• **Exercise input**
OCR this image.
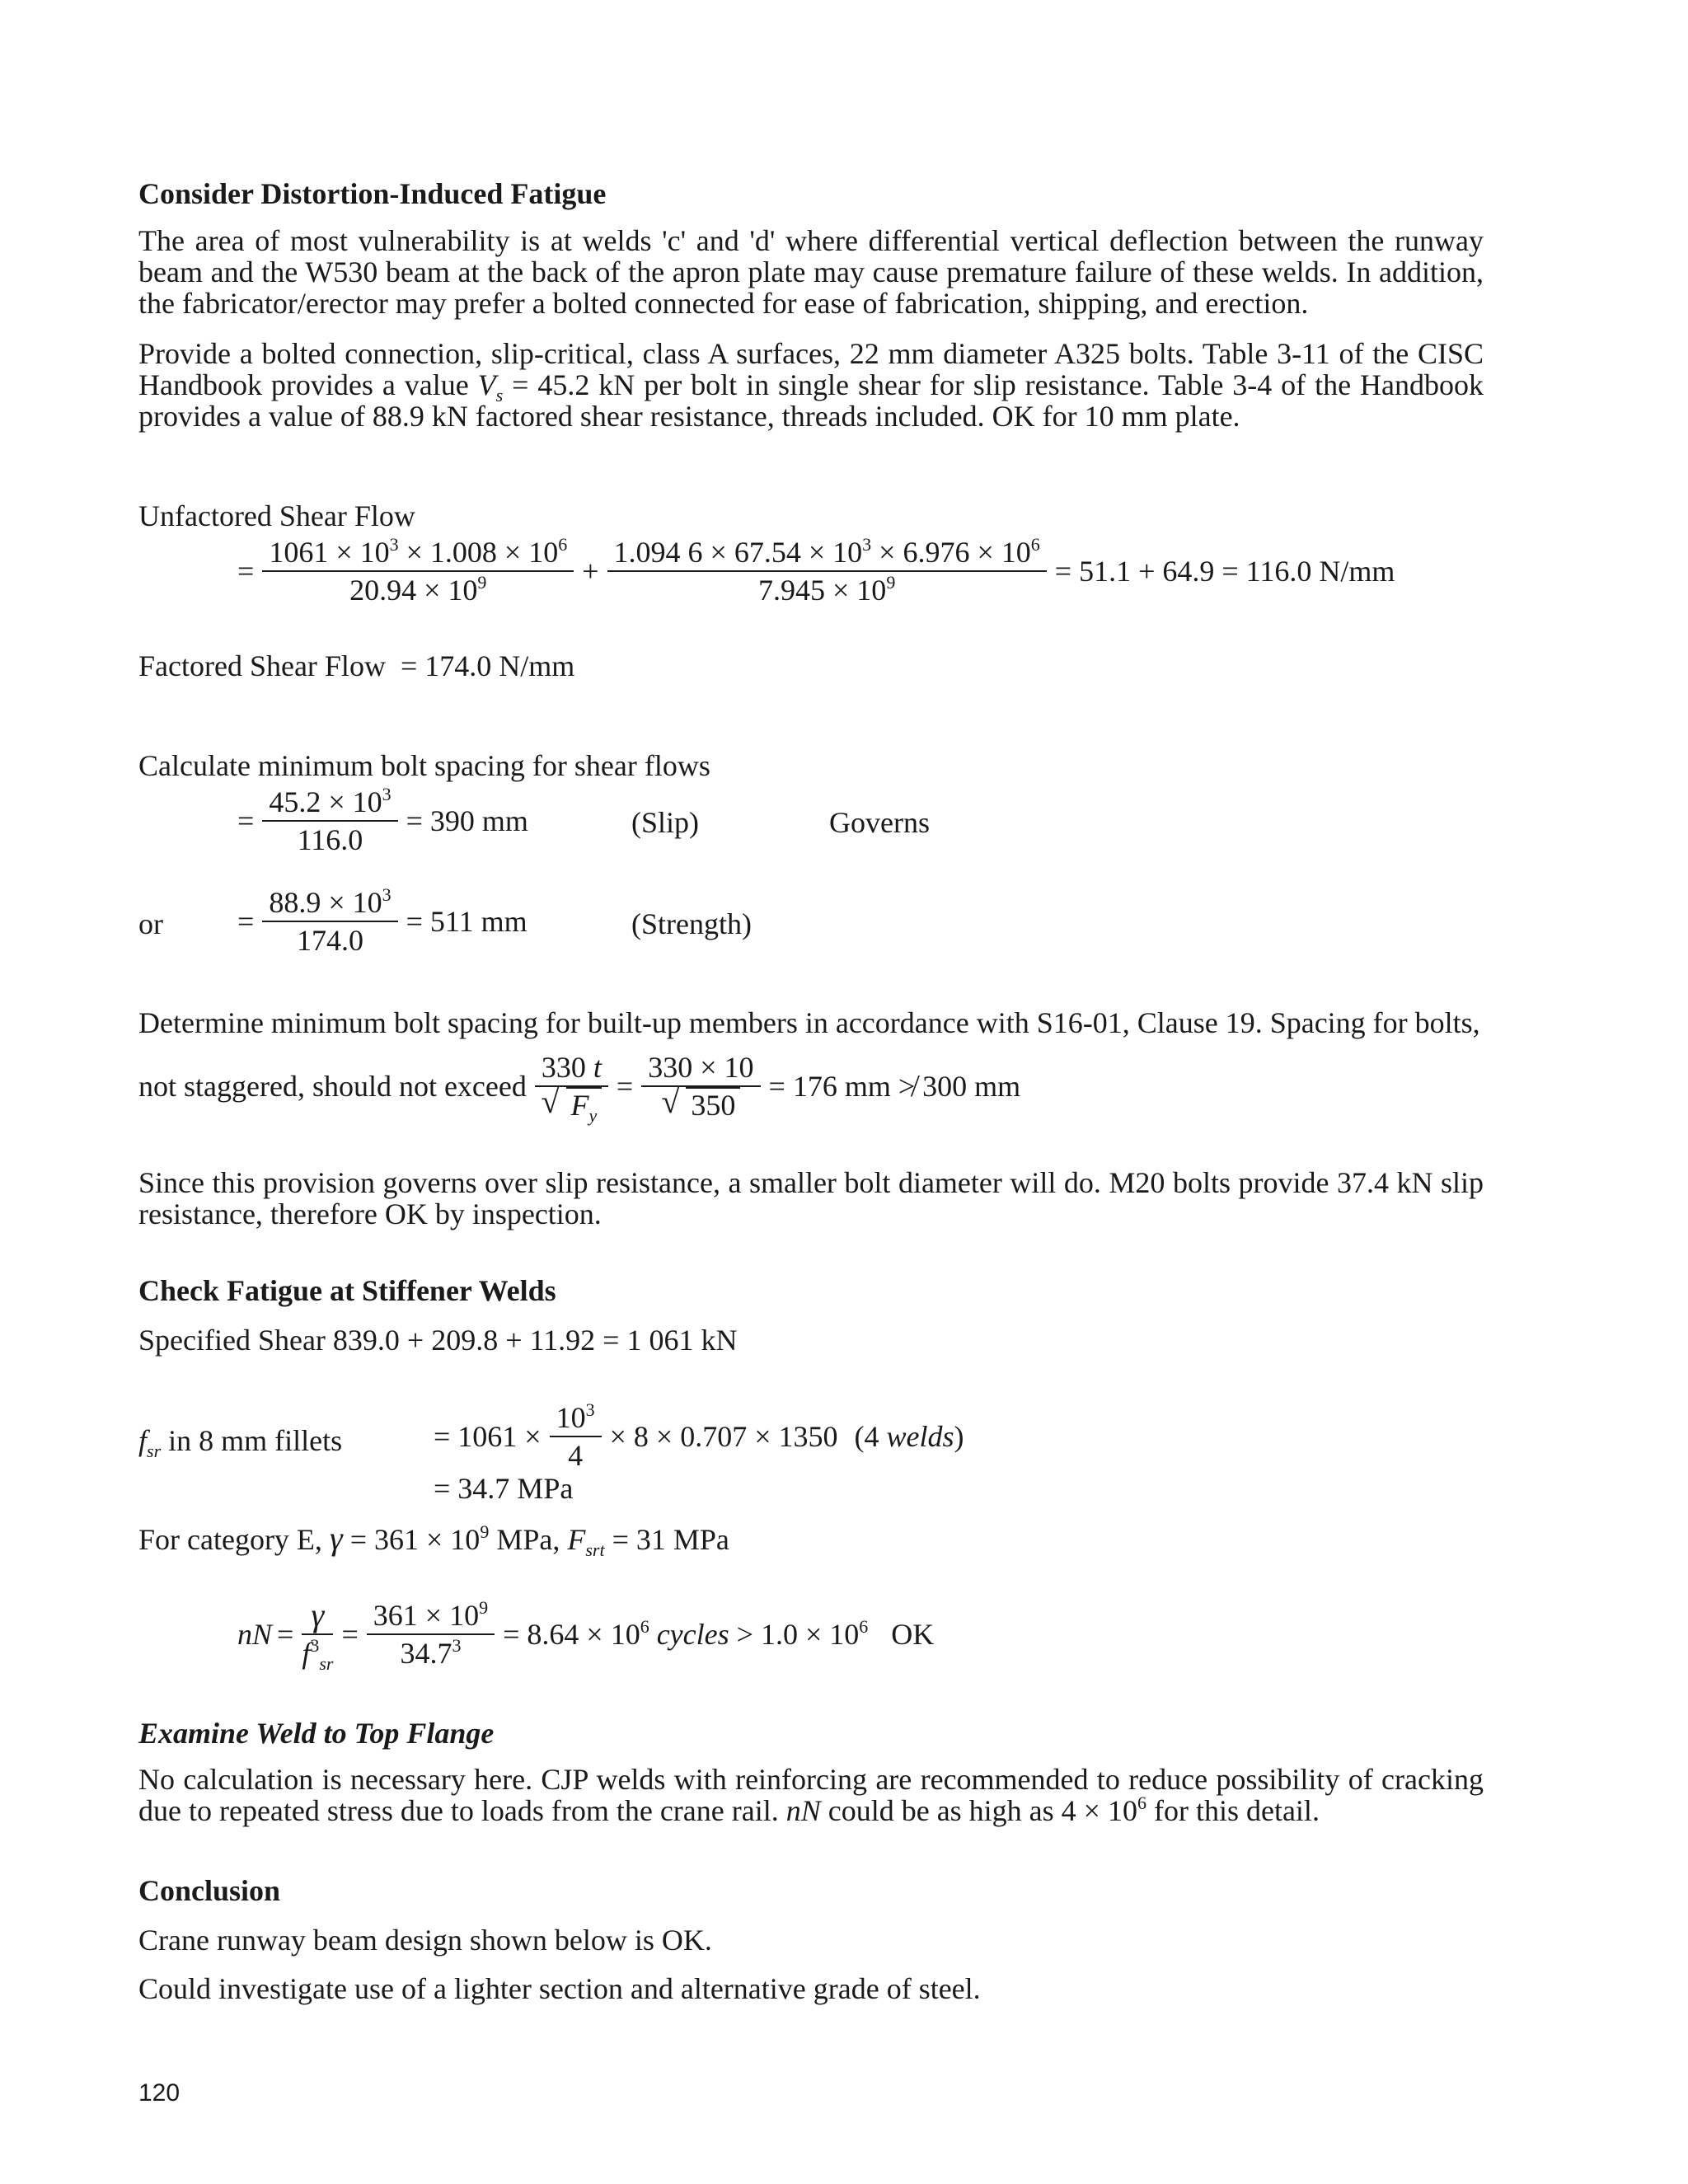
Consider Distortion-Induced Fatigue

The area of most vulnerability is at welds 'c' and 'd' where differential vertical deflection between the runway beam and the W530 beam at the back of the apron plate may cause premature failure of these welds. In addition, the fabricator/erector may prefer a bolted connected for ease of fabrication, shipping, and erection.

Provide a bolted connection, slip-critical, class A surfaces, 22 mm diameter A325 bolts. Table 3-11 of the CISC Handbook provides a value $V_s = 45.2$ kN per bolt in single shear for slip resistance. Table 3-4 of the Handbook provides a value of 88.9 kN factored shear resistance, threads included. OK for 10 mm plate.

Unfactored Shear Flow
= $\frac{1061 \times 10^3 \times 1.008 \times 10^6}{20.94 \times 10^9} + \frac{1.094 6 \times 67.54 \times 10^3 \times 6.976 \times 10^6}{7.945 \times 10^9} = 51.1 + 64.9 = 116.0$ N/mm
Factored Shear Flow = 174.0 N/mm
Calculate minimum bolt spacing for shear flows
= $\frac{45.2 \times 10^3}{116.0} = 390$ mm	(Slip)	Governs
or	= $\frac{88.9 \times 10^3}{174.0} = 511$ mm	(Strength)
Determine minimum bolt spacing for built-up members in accordance with S16-01, Clause 19. Spacing for bolts,
not staggered, should not exceed $\frac{330 t}{√ F_y} = \frac{330 \times 10}{√ 350} = 176$ mm ≯ 300 mm

Since this provision governs over slip resistance, a smaller bolt diameter will do. M20 bolts provide 37.4 kN slip resistance, therefore OK by inspection.

Check Fatigue at Stiffener Welds
Specified Shear 839.0 + 209.8 + 11.92 = 1 061 kN
$f_{sr}$ in 8 mm fillets	= $1061 \times \frac{10^3}{4} \times 8 \times 0.707 \times 1350$ (4 welds)
= 34.7 MPa
For category E, $\gamma = 361 \times 10^9$ MPa, $F_{srt} = 31$ MPa
nN = $\frac{\gamma}{f^3_{sr}} = \frac{361 \times 10^9}{34.7^3} = 8.64 \times 10^6$ cycles > $1.0 \times 10^6$ OK
Examine Weld to Top Flange

No calculation is necessary here. CJP welds with reinforcing are recommended to reduce possibility of cracking due to repeated stress due to loads from the crane rail. nN could be as high as $4 \times 10^6$ for this detail.

Conclusion
Crane runway beam design shown below is OK.
Could investigate use of a lighter section and alternative grade of steel.
120
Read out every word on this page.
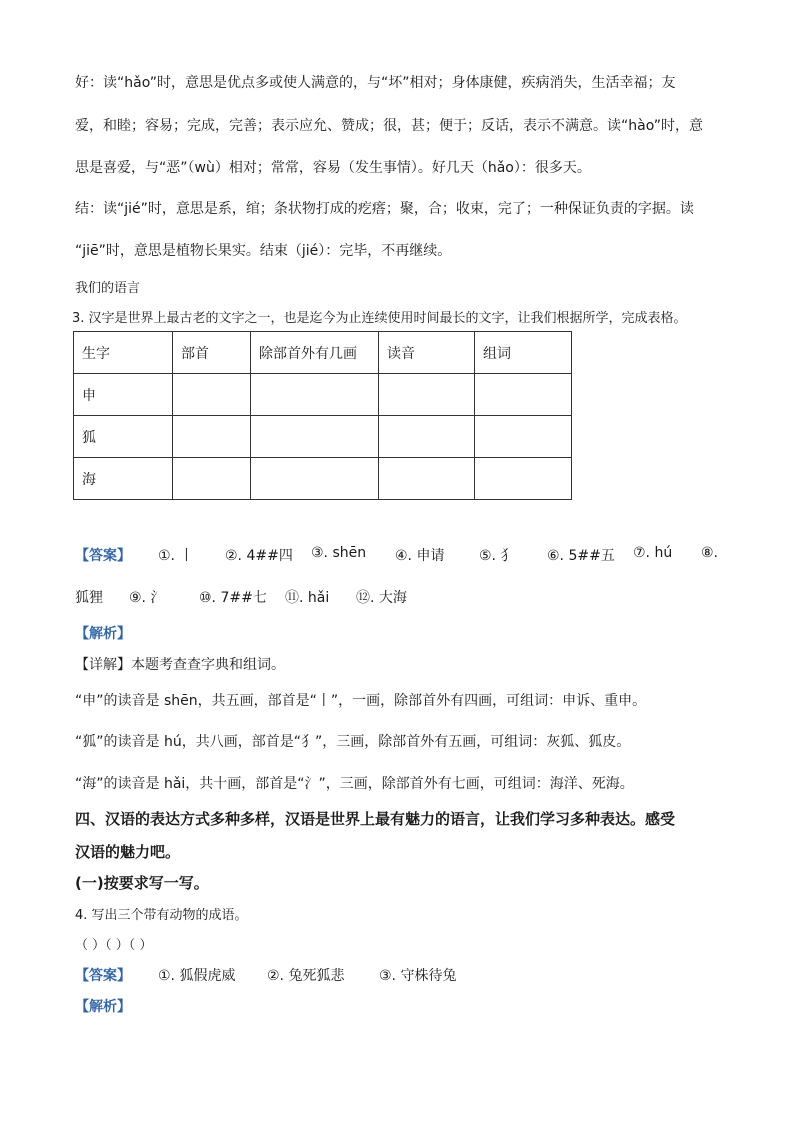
好：读“hǎo”时，意思是优点多或使人满意的，与“坏”相对；身体康健，疾病消失，生活幸福；友
爱，和睦；容易；完成，完善；表示应允、赞成；很，甚；便于；反话，表示不满意。读“hào”时，意
思是喜爱，与“恶”（wù）相对；常常，容易（发生事情）。好几天（hǎo）：很多天。
结：读“jié”时，意思是系，绾；条状物打成的疙瘩；聚，合；收束，完了；一种保证负责的字据。读
“jiē”时，意思是植物长果实。结束（jié）：完毕，不再继续。
我们的语言
3. 汉字是世界上最古老的文字之一，也是迄今为止连续使用时间最长的文字，让我们根据所学，完成表格。
生字	部首	除部首外有几画	读音	组词
申				
狐				
海				
【答案】 ①. 丨 ②. 4##四 ③. shēn ④. 申请 ⑤. 犭 ⑥. 5##五 ⑦. hú ⑧.
狐狸 ⑨. 氵 ⑩. 7##七 ⑪. hǎi ⑫. 大海
【解析】
【详解】本题考查查字典和组词。
“申”的读音是 shēn，共五画，部首是“丨”，一画，除部首外有四画，可组词：申诉、重申。
“狐”的读音是 hú，共八画，部首是“犭”，三画，除部首外有五画，可组词：灰狐、狐皮。
“海”的读音是 hǎi，共十画，部首是“氵”，三画，除部首外有七画，可组词：海洋、死海。
四、汉语的表达方式多种多样，汉语是世界上最有魅力的语言，让我们学习多种表达。感受
汉语的魅力吧。
(一)按要求写一写。
4. 写出三个带有动物的成语。
（ ）（ ）（ ）
【答案】 ①. 狐假虎威 ②. 兔死狐悲 ③. 守株待兔
【解析】
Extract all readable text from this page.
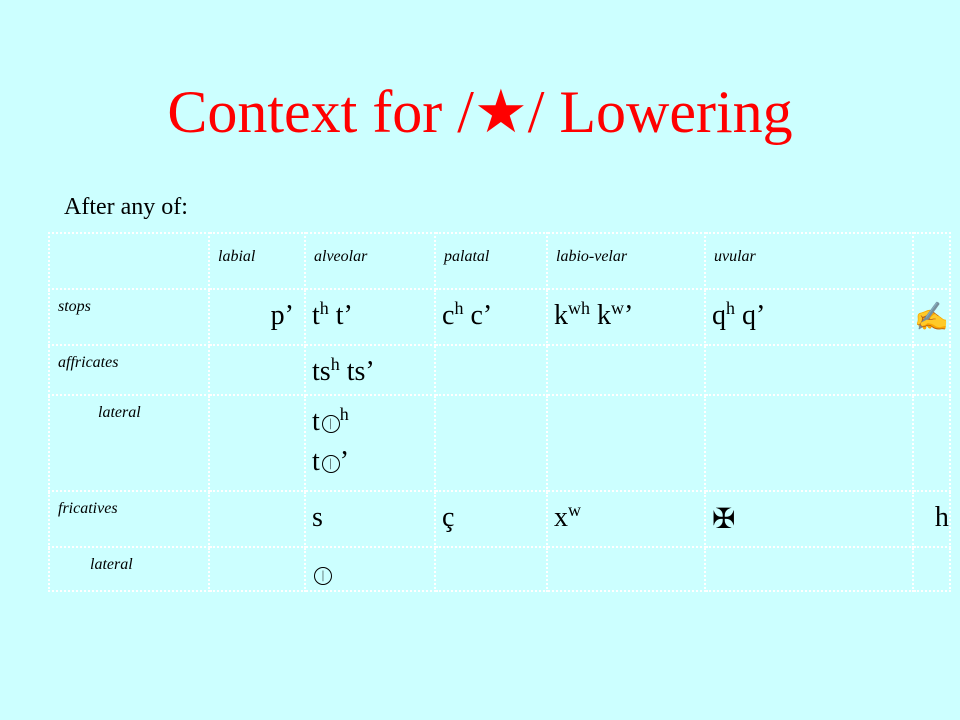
Context for /★/ Lowering
After any of:
	labial	alveolar	palatal	labio-velar	uvular	
stops	p’	$t^h$ t’	$c^h$ c’	$k^{wh}$ $k^w$’	$q^h$ q’	✍
affricates		$ts^h$ ts’				
lateral		t ᛁ $^h$
t ᛁ ’				

fricatives		s	ç	$x^w$	✠	h
lateral		ᛁ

• **Instructions to follow**
Write out exactly the lines from the one that contains "Extract all readable text from this page." through the last line of the data above, both included. Leave every picture out.

• **Output for this task**
Extract all readable text from this page.
Context for /★/ Lowering
After any of:
	labial	alveolar	palatal	labio-velar	uvular	
stops	p’	$t^h$ t’	$c^h$ c’	$k^{wh}$ $k^w$’	$q^h$ q’	✍
affricates		$ts^h$ ts’				
lateral		t ᛁ $^h$
t ᛁ ’				

fricatives		s	ç	$x^w$	✠	h
lateral		ᛁ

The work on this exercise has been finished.